%%
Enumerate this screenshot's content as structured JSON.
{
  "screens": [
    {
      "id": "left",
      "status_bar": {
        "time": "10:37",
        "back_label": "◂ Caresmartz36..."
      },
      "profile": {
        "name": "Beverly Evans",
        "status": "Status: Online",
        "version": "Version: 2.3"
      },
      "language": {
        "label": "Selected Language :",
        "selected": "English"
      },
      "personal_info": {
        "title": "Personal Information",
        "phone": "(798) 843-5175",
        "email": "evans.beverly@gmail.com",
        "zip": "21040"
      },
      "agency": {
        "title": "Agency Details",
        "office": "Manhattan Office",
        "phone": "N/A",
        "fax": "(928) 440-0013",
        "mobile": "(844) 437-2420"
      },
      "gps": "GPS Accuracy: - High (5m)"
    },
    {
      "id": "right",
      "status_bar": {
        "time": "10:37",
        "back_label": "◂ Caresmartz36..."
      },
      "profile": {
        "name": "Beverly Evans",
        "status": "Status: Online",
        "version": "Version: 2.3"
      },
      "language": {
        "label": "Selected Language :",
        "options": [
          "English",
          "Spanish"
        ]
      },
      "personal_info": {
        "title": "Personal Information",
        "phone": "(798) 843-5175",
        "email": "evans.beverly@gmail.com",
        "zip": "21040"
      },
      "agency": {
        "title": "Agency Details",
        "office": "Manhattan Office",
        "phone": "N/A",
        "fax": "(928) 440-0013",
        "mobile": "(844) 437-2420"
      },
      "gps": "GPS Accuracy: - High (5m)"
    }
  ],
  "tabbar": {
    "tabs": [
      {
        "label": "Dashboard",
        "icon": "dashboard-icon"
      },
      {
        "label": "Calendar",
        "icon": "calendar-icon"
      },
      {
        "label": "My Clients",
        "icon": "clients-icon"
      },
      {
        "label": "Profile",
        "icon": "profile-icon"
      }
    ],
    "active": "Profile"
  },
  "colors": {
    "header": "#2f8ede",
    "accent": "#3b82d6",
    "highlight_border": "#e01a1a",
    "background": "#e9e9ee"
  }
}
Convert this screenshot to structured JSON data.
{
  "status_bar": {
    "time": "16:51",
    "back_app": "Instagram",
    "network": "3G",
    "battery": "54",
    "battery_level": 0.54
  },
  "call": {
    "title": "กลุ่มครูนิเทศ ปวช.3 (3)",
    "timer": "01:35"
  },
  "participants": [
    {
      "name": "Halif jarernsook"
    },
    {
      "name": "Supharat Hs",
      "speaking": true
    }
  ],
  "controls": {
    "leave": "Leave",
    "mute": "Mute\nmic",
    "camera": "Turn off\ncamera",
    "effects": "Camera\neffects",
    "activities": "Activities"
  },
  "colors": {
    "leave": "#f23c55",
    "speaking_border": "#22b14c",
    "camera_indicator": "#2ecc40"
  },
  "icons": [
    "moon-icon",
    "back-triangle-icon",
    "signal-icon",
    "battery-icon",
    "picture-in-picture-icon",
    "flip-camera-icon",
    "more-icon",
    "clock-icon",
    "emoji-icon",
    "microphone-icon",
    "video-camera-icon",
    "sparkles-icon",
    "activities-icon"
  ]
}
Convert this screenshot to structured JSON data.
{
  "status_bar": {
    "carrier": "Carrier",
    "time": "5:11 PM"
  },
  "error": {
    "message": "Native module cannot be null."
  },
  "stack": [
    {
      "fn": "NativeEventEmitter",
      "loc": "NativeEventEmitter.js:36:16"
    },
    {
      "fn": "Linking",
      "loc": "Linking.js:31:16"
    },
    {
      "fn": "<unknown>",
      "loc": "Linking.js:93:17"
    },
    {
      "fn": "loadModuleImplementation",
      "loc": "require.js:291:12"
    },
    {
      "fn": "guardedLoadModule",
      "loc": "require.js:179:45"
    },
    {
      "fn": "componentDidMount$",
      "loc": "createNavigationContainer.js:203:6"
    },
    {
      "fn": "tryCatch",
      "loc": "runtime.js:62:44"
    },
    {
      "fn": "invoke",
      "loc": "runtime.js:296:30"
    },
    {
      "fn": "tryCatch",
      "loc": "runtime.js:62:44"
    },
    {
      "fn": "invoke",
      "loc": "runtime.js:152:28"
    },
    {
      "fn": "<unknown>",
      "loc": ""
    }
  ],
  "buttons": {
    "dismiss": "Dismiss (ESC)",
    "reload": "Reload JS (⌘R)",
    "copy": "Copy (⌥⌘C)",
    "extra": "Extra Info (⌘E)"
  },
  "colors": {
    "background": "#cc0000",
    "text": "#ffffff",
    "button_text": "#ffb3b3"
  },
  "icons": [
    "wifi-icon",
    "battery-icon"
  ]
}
%%
%%
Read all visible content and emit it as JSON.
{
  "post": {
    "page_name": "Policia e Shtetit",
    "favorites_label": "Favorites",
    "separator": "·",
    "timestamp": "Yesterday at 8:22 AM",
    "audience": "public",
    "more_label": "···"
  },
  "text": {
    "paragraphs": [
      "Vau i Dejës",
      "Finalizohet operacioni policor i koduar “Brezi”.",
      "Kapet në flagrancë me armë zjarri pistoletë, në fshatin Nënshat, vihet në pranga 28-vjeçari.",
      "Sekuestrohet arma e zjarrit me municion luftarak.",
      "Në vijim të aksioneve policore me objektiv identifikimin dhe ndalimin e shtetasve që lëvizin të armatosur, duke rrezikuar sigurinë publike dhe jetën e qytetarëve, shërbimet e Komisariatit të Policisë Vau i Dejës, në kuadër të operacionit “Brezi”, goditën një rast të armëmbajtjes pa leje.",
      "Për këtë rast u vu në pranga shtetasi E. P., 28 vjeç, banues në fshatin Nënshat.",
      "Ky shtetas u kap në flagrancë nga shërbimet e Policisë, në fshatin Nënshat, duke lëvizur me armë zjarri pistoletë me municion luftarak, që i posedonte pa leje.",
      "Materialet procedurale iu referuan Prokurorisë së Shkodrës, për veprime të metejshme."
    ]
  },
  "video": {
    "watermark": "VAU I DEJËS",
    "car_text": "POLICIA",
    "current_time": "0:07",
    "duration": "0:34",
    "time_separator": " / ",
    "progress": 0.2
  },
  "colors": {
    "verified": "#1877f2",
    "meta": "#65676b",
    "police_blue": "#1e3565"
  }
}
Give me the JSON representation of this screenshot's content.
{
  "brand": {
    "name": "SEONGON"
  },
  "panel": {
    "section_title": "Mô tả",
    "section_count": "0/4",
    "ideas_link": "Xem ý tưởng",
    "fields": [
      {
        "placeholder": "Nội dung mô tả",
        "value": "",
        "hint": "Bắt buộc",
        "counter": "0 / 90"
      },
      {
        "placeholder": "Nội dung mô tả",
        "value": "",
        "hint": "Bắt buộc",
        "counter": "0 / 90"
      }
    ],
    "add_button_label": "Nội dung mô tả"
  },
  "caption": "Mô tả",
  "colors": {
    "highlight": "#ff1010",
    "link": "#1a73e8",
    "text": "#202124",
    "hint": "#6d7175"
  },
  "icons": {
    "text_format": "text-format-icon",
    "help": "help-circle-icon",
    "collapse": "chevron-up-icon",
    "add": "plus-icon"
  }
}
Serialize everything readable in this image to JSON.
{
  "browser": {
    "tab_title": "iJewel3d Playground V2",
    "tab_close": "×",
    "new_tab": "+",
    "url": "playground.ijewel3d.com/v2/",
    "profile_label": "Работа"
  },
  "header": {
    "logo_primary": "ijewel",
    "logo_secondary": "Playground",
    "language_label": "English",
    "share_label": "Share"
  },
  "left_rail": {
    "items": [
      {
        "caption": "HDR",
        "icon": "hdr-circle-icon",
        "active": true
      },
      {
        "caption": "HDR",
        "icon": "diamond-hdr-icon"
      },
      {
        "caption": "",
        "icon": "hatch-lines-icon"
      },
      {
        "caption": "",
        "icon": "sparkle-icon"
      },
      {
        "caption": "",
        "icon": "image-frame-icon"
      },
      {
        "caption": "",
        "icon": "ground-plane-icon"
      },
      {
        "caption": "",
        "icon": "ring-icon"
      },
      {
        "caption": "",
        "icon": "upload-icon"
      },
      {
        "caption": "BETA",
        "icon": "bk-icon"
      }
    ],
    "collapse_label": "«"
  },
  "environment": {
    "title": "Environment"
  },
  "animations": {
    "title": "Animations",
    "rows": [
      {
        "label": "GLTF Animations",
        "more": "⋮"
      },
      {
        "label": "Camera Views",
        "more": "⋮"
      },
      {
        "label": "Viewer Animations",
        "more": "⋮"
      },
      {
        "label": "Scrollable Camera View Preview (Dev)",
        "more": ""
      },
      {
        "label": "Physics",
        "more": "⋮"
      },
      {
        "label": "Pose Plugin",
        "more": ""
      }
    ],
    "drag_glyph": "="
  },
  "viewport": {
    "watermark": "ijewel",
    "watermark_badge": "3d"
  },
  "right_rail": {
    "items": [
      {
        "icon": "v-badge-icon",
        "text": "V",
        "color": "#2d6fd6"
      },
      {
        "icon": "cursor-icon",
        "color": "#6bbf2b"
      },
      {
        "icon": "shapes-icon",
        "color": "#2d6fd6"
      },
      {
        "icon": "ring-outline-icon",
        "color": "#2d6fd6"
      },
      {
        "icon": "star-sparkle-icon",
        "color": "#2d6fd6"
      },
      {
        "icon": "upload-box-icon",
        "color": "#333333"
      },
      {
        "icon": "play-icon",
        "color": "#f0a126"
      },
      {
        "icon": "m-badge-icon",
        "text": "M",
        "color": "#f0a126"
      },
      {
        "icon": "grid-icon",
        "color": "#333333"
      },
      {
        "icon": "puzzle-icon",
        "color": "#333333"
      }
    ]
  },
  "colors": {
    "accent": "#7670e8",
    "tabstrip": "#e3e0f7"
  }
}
%%
%%
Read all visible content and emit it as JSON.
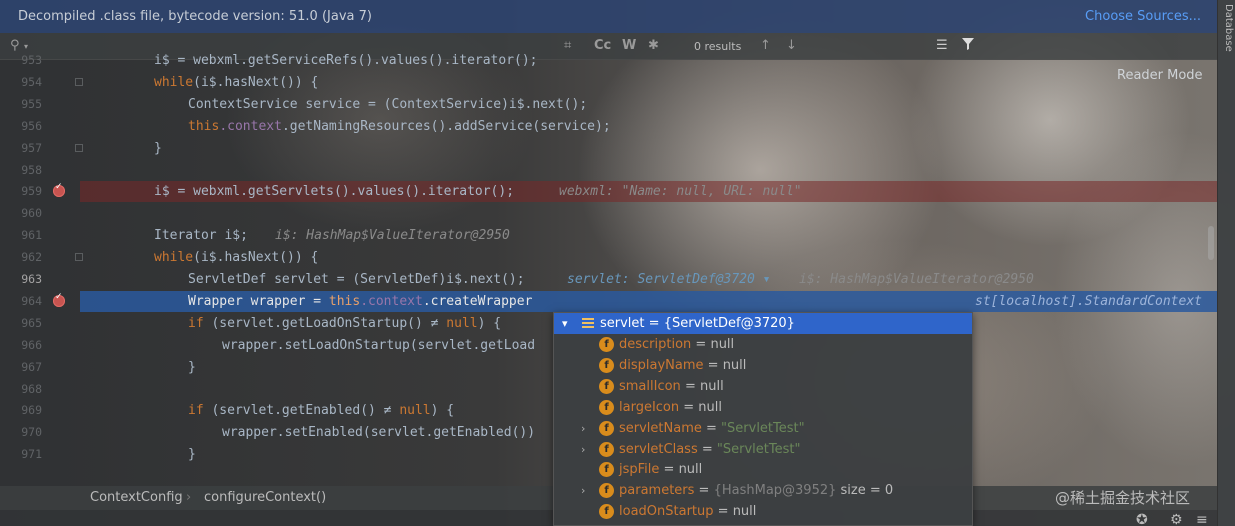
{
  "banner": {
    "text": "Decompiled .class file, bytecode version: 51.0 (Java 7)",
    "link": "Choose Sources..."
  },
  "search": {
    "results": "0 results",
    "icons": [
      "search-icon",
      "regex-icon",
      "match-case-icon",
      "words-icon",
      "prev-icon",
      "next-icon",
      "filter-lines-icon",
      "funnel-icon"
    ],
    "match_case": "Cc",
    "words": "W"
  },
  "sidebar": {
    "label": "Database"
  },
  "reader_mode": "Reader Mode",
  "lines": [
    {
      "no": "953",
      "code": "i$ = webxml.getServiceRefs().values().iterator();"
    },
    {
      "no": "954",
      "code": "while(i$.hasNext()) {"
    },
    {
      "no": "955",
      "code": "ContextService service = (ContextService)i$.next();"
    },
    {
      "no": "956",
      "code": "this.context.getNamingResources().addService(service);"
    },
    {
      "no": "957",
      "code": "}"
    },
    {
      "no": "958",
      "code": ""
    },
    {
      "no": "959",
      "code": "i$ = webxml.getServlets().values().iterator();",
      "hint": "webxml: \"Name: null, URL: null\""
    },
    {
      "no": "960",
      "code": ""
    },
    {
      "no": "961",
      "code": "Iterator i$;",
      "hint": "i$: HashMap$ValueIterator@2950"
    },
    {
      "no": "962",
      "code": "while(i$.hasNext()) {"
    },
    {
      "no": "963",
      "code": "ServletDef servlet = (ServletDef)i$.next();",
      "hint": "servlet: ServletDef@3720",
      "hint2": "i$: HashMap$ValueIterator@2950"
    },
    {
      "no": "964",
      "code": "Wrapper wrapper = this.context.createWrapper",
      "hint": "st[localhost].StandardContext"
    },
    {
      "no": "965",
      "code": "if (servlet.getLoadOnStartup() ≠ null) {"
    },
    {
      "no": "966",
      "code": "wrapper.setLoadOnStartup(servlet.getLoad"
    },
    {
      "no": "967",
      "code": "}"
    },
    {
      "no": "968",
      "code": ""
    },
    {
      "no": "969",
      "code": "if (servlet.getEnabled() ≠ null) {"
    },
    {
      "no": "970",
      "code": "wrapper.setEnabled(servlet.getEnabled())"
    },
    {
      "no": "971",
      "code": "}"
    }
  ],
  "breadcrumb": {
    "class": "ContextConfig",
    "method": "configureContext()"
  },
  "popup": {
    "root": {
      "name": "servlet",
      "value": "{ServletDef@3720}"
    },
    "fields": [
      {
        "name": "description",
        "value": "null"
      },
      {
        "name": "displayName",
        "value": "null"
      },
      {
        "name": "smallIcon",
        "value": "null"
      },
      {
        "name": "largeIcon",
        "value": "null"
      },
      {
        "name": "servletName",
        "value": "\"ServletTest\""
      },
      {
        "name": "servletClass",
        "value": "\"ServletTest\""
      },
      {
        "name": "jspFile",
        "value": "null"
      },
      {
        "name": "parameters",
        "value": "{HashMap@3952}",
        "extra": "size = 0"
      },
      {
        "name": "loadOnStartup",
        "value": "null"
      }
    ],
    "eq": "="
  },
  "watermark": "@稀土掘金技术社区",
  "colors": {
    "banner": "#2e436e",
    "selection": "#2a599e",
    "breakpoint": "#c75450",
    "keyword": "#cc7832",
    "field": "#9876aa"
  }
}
%%
PROBLEM TO WORK ON: Using the listing, copy every line where the word "circle" shows up.

TASK RESPONSE:
    "help": "help-circle-icon",
        "icon": "hdr-circle-icon",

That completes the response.